----- DATA EXCERPTS -----

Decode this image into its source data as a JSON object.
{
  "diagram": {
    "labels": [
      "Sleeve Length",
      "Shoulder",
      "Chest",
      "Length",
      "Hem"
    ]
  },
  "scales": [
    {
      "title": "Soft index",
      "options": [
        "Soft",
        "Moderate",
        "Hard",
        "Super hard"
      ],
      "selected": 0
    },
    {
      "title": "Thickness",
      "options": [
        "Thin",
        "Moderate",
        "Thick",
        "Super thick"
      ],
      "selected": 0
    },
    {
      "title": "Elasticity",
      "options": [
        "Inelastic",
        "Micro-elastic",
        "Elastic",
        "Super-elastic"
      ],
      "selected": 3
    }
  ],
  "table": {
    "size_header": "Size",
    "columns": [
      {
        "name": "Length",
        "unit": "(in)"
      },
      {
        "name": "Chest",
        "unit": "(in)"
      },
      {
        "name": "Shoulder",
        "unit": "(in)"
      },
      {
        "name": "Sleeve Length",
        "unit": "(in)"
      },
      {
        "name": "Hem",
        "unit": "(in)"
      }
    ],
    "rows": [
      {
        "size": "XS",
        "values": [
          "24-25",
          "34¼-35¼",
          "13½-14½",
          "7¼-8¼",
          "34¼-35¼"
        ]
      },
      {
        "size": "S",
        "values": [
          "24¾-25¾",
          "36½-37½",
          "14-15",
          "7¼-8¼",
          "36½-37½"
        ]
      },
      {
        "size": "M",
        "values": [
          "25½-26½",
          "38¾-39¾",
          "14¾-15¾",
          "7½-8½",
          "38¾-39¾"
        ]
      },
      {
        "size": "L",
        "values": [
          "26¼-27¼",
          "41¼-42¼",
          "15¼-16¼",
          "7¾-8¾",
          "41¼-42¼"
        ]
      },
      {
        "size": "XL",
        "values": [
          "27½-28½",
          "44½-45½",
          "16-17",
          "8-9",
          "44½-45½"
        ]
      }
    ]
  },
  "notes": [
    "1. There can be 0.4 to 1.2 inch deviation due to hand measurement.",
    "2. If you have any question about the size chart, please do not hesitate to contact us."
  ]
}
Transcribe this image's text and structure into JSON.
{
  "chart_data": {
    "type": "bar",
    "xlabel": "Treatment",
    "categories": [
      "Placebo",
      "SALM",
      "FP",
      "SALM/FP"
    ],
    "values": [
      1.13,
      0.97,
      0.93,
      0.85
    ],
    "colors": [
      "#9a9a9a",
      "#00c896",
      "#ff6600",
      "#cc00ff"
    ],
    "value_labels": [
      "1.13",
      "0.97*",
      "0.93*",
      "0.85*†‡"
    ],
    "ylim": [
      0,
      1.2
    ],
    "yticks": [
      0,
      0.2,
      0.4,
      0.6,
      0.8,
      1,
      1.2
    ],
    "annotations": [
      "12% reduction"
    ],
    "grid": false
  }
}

-----

### CHALLENGE
Pick out every line above that contains the word "name" and copy it.

### TASK RESPONSE
        "name": "Length",
        "name": "Chest",
        "name": "Shoulder",
        "name": "Sleeve Length",
        "name": "Hem",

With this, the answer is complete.